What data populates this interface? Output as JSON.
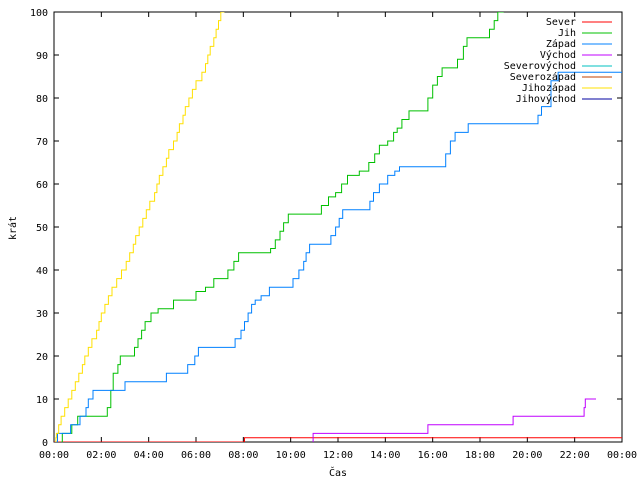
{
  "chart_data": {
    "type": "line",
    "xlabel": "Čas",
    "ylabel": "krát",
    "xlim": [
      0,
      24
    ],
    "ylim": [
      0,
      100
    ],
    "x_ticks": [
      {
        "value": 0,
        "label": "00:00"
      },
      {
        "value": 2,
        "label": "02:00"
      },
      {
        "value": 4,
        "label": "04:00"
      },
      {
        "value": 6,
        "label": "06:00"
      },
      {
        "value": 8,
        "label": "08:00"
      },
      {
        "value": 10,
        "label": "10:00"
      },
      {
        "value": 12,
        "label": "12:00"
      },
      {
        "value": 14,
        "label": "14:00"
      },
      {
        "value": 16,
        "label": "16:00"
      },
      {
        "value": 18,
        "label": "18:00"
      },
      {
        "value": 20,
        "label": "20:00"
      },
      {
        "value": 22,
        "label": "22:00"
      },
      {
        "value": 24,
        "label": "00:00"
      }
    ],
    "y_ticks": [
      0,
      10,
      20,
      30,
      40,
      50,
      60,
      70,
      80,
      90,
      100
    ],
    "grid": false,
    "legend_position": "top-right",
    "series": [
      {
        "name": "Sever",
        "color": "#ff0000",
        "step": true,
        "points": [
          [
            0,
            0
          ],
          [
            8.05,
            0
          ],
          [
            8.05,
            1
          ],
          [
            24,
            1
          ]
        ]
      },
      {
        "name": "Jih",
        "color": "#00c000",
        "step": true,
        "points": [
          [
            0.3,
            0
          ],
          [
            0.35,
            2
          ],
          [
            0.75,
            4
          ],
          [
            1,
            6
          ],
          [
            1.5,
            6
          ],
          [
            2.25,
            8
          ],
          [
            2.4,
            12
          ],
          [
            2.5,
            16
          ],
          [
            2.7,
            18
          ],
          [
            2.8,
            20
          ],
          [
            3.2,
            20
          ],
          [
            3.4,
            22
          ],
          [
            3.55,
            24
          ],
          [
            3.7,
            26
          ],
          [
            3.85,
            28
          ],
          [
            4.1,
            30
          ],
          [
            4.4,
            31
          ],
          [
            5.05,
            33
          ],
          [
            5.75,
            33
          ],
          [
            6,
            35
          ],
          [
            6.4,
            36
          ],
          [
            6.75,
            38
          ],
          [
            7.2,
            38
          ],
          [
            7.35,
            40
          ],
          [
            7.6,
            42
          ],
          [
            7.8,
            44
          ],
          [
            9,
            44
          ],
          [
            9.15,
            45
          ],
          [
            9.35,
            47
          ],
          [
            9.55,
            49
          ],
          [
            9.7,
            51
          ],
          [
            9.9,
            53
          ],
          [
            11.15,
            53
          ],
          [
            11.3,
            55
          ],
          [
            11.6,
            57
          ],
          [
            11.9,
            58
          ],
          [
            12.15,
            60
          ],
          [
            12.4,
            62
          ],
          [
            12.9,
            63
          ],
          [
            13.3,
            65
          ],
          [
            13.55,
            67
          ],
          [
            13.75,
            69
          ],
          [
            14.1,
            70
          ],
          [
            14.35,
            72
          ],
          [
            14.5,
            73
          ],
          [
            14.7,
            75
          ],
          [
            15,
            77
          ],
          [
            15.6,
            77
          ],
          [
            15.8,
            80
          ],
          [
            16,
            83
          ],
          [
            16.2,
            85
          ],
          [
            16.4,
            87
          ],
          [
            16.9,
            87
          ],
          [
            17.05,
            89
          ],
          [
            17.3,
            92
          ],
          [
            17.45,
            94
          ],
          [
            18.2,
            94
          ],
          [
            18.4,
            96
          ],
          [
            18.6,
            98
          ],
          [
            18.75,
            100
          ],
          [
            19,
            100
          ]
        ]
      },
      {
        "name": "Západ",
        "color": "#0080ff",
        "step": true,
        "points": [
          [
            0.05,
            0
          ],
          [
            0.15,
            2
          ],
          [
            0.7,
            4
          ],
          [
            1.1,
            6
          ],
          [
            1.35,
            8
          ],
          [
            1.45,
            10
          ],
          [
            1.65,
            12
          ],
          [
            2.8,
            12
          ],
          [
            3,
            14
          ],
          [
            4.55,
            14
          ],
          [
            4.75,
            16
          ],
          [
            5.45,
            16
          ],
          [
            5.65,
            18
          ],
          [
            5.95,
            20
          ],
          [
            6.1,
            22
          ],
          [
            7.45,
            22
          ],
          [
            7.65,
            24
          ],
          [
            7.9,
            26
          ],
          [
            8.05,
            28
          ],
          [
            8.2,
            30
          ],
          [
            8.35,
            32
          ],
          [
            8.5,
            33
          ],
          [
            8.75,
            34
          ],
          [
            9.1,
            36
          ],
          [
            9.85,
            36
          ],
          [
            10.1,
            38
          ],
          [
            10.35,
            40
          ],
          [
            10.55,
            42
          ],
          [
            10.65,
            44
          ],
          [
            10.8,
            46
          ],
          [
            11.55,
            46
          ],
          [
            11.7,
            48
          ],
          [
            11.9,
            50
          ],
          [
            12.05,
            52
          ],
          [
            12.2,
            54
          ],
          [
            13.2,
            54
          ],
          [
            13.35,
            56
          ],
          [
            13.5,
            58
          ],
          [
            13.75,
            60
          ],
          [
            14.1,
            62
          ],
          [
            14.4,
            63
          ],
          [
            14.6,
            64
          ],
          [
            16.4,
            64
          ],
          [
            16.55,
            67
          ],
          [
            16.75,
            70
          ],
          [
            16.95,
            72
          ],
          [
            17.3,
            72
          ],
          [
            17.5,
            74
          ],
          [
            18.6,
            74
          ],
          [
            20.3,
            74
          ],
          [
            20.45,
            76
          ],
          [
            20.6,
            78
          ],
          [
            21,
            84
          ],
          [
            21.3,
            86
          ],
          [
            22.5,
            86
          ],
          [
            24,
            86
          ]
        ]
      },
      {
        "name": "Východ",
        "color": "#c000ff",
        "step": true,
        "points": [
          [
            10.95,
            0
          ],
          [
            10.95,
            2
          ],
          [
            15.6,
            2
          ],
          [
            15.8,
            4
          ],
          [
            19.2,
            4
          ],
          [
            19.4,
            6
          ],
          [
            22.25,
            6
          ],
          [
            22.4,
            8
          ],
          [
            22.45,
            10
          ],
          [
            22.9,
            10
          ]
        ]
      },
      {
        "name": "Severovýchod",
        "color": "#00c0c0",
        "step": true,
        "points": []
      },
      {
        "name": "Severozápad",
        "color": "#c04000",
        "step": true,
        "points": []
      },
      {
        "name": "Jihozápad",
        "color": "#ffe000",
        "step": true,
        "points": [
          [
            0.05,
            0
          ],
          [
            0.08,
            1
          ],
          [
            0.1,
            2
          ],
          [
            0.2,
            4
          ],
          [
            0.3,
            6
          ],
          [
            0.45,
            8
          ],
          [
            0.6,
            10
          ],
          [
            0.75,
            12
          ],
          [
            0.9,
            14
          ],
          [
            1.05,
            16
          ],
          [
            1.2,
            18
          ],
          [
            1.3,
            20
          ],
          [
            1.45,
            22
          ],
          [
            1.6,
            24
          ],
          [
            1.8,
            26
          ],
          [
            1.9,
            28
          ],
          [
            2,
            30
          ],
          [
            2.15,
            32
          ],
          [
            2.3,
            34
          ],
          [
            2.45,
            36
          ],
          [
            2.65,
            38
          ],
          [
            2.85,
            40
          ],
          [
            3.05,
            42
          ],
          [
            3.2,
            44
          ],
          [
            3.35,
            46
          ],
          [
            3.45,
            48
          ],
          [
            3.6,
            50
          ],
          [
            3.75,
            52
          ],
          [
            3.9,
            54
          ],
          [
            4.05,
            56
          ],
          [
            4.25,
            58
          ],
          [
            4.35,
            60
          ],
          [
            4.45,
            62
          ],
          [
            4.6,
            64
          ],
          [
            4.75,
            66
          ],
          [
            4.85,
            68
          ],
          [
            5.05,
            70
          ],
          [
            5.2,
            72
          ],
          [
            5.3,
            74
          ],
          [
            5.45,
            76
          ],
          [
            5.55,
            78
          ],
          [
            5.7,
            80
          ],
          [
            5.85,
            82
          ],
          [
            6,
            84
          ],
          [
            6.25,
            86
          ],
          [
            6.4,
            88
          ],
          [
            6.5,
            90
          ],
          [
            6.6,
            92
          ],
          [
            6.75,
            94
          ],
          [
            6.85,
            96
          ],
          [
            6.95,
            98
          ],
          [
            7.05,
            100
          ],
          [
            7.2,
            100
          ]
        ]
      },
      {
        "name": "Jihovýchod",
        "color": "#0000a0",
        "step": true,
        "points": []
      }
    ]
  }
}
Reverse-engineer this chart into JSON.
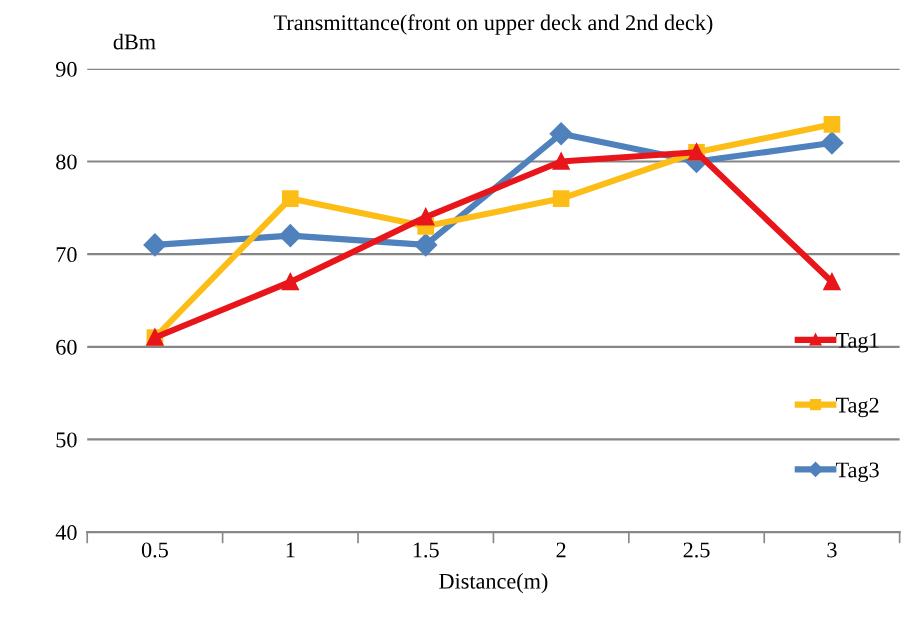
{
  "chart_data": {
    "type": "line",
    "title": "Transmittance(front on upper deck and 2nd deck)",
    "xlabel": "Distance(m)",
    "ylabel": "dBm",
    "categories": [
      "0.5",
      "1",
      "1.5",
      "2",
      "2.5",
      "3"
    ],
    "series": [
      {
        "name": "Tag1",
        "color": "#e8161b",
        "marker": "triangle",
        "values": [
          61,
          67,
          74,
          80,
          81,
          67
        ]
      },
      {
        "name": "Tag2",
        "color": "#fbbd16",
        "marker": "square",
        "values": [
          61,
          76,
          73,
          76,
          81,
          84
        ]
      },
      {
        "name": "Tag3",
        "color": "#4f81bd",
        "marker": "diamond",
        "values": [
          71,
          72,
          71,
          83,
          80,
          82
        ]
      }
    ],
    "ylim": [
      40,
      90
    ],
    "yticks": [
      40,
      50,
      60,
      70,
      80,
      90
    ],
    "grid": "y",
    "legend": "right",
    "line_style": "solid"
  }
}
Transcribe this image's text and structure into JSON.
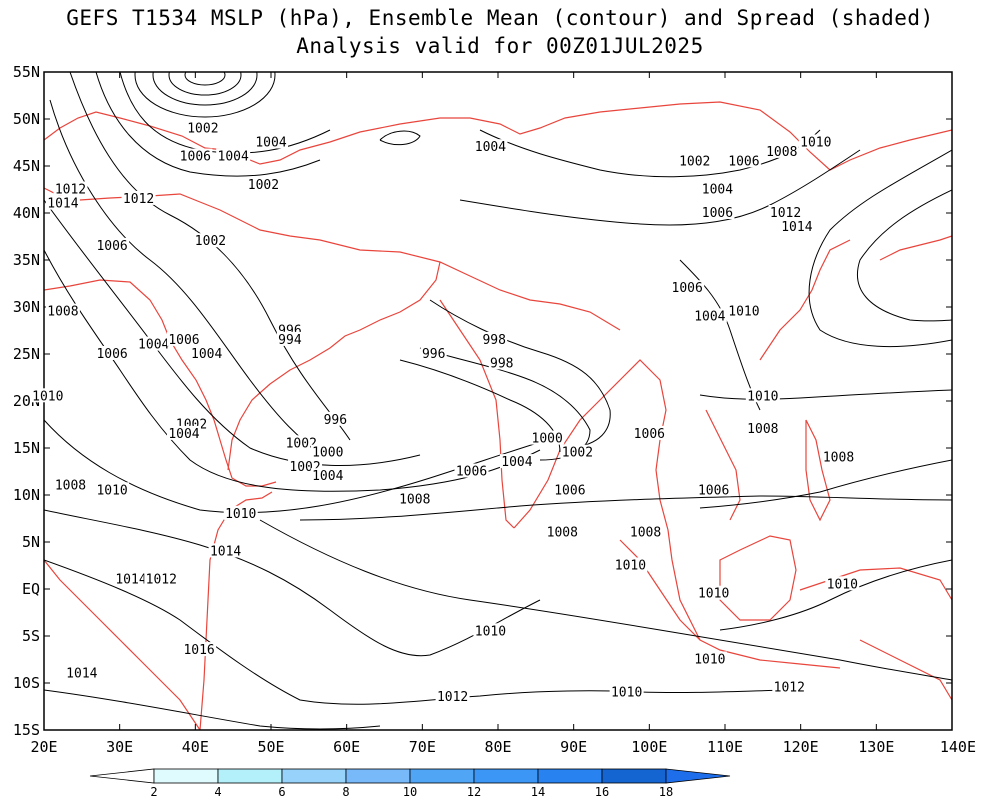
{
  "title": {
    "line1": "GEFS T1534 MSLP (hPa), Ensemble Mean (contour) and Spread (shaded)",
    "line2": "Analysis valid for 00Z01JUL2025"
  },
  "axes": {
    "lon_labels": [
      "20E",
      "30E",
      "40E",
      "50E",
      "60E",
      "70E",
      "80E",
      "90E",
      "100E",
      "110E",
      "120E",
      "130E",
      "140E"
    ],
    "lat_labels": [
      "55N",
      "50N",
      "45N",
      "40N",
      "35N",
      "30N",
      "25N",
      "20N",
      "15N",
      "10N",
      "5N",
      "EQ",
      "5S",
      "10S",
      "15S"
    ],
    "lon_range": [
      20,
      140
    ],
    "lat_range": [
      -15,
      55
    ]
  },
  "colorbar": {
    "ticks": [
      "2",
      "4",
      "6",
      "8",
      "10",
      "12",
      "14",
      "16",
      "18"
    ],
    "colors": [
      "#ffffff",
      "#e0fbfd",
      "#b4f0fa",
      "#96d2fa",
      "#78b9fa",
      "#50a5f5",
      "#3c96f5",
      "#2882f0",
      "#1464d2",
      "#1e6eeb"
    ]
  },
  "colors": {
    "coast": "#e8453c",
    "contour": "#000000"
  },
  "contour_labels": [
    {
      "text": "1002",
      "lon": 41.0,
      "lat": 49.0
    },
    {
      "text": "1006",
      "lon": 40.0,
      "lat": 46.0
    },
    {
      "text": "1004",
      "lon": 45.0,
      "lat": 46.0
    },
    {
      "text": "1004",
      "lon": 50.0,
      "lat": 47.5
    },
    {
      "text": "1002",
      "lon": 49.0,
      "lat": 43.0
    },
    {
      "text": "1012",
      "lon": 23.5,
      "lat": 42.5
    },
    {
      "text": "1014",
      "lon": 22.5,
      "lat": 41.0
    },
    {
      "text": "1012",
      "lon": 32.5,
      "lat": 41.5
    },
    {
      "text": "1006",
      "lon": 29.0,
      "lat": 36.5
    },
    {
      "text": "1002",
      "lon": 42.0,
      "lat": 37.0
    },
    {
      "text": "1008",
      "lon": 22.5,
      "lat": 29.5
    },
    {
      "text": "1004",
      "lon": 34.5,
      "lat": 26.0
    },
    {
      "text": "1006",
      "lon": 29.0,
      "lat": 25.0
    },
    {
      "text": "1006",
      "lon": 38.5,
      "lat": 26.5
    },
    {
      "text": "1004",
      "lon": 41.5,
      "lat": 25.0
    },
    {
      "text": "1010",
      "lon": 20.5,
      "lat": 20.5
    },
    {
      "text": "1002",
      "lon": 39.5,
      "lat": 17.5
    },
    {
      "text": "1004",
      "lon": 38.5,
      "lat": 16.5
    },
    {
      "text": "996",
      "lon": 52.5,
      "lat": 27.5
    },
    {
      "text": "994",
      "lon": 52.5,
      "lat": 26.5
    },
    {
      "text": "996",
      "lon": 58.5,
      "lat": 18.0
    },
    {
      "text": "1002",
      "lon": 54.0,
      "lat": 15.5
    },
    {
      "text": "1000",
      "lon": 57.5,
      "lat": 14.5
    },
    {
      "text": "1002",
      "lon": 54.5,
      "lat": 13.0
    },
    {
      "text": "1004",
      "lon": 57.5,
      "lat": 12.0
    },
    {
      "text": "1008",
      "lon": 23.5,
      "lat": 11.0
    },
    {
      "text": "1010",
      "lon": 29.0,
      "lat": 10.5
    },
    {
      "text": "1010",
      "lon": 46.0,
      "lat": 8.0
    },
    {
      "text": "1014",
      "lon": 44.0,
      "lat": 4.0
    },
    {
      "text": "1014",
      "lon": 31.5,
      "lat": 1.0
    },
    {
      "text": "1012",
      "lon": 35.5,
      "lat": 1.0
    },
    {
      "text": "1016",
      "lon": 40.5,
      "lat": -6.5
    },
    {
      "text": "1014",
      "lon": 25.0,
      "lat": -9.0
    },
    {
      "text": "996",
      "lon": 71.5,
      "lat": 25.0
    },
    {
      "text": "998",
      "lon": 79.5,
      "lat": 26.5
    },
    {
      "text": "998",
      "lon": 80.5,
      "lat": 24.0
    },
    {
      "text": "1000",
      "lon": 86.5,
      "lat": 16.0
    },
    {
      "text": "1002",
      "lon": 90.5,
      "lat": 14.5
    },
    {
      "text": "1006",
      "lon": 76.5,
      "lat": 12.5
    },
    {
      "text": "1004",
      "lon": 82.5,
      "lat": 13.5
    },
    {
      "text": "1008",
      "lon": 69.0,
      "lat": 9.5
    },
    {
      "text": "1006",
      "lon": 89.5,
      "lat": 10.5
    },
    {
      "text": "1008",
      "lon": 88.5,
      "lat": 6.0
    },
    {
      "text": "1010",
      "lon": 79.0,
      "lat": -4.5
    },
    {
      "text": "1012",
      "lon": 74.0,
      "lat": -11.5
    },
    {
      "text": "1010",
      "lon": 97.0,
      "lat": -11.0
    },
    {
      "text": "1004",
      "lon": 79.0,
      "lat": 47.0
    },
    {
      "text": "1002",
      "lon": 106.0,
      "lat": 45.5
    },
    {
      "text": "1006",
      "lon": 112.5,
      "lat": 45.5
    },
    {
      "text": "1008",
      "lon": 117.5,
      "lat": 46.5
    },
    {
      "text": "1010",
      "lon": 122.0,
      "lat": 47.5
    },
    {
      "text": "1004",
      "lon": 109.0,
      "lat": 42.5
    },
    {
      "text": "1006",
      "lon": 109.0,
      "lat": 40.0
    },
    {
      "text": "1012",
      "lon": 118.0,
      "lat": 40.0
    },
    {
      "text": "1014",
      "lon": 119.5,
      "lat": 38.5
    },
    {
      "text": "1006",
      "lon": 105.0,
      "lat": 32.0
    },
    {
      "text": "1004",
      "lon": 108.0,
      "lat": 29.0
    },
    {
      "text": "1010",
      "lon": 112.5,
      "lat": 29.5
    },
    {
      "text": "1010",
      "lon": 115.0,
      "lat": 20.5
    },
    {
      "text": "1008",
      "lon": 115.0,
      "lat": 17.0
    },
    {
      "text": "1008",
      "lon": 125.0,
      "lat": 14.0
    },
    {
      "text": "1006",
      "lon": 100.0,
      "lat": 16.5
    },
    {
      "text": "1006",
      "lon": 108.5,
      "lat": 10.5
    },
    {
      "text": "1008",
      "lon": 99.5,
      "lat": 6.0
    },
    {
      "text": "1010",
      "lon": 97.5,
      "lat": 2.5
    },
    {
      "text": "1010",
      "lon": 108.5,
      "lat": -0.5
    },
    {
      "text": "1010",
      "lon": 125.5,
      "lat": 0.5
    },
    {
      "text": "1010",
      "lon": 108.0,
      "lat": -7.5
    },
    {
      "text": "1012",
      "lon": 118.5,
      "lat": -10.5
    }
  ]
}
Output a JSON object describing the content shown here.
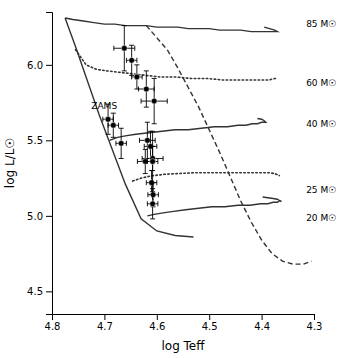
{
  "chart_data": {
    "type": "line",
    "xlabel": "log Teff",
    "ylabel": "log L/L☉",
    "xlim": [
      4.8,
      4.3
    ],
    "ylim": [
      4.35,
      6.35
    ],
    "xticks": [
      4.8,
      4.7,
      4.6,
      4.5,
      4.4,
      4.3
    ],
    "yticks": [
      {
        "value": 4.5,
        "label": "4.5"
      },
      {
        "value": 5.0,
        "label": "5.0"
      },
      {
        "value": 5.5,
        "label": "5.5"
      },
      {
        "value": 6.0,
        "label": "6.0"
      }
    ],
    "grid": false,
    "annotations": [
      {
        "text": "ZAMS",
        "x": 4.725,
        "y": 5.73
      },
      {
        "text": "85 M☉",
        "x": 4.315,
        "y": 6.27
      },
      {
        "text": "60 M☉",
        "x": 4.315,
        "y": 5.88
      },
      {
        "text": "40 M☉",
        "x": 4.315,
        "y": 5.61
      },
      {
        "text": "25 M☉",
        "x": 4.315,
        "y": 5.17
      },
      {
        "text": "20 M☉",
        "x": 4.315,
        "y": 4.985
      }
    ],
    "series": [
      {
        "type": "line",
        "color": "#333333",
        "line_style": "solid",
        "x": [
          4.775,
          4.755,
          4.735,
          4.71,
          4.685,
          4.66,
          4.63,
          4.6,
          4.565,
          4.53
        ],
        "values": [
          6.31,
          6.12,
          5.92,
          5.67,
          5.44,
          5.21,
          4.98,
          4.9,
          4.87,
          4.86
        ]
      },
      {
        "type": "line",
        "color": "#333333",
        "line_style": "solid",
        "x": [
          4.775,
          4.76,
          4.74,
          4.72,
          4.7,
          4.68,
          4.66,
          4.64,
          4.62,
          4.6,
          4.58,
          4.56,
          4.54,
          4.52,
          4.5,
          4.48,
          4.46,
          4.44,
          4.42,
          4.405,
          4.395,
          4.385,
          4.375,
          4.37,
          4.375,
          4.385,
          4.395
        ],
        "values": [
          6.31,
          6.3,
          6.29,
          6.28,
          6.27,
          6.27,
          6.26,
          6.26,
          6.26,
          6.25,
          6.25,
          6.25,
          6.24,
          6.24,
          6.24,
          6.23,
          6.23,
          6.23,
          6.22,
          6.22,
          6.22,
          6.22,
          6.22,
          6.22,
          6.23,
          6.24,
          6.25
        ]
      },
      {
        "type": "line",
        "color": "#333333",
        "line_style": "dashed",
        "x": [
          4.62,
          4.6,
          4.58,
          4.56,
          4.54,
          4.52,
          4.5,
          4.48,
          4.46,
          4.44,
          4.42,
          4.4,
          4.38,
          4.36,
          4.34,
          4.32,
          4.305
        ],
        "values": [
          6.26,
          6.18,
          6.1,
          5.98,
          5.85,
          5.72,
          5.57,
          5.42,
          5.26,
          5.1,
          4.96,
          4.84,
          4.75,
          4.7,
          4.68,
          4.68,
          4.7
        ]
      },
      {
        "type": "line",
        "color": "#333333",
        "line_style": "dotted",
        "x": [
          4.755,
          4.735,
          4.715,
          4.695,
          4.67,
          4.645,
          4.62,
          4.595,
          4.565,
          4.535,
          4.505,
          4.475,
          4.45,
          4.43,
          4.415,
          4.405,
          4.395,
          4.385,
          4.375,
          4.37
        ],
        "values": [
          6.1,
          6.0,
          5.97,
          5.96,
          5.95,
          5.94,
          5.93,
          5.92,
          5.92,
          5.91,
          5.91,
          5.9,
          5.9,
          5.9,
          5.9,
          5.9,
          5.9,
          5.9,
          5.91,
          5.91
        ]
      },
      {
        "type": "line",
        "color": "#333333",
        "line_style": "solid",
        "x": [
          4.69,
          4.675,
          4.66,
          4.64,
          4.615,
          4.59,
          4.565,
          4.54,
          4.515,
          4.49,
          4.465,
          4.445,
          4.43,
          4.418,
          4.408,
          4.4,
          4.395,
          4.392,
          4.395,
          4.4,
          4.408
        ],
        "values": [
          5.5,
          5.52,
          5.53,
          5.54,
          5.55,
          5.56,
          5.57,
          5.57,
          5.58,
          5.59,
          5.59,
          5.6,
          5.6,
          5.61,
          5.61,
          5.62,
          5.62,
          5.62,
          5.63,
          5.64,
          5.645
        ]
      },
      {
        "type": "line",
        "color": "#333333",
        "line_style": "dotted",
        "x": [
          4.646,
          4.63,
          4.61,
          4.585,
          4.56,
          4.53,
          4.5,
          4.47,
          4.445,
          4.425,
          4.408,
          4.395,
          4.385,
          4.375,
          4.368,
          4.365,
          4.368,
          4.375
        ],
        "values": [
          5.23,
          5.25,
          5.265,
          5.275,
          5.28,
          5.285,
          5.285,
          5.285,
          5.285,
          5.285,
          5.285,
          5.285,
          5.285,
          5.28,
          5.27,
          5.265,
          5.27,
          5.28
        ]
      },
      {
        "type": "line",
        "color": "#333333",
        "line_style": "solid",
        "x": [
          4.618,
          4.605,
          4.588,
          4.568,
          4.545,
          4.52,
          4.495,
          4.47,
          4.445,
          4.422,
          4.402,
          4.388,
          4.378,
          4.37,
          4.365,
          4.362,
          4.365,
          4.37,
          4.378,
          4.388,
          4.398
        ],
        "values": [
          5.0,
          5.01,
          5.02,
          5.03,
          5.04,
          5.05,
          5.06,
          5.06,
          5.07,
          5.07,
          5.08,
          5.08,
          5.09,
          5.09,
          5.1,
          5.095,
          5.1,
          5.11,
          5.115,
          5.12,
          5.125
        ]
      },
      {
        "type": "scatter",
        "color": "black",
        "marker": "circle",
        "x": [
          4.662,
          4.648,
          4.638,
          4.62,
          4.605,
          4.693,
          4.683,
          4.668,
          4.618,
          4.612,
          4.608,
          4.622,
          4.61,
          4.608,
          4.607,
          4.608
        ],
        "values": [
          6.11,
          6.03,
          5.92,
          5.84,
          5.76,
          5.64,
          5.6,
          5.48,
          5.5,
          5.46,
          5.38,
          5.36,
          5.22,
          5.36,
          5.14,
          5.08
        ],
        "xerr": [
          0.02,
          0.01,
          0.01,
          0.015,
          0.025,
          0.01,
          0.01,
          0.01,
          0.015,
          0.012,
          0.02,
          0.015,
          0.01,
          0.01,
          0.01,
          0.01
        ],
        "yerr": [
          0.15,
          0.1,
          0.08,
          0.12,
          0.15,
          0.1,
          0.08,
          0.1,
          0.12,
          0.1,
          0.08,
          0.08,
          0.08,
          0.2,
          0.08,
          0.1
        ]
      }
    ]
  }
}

* **WHAT THE EXERCISE ASKS**: Each line in the listing above that contains "JSON" should be copied.

* **PROBLEM SOLUTION**:
What data populates this interface? Output as JSON.
Reverse-engineer this chart into JSON.
Transcribe this image's text and structure into JSON.
Output a JSON object describing the content shown here.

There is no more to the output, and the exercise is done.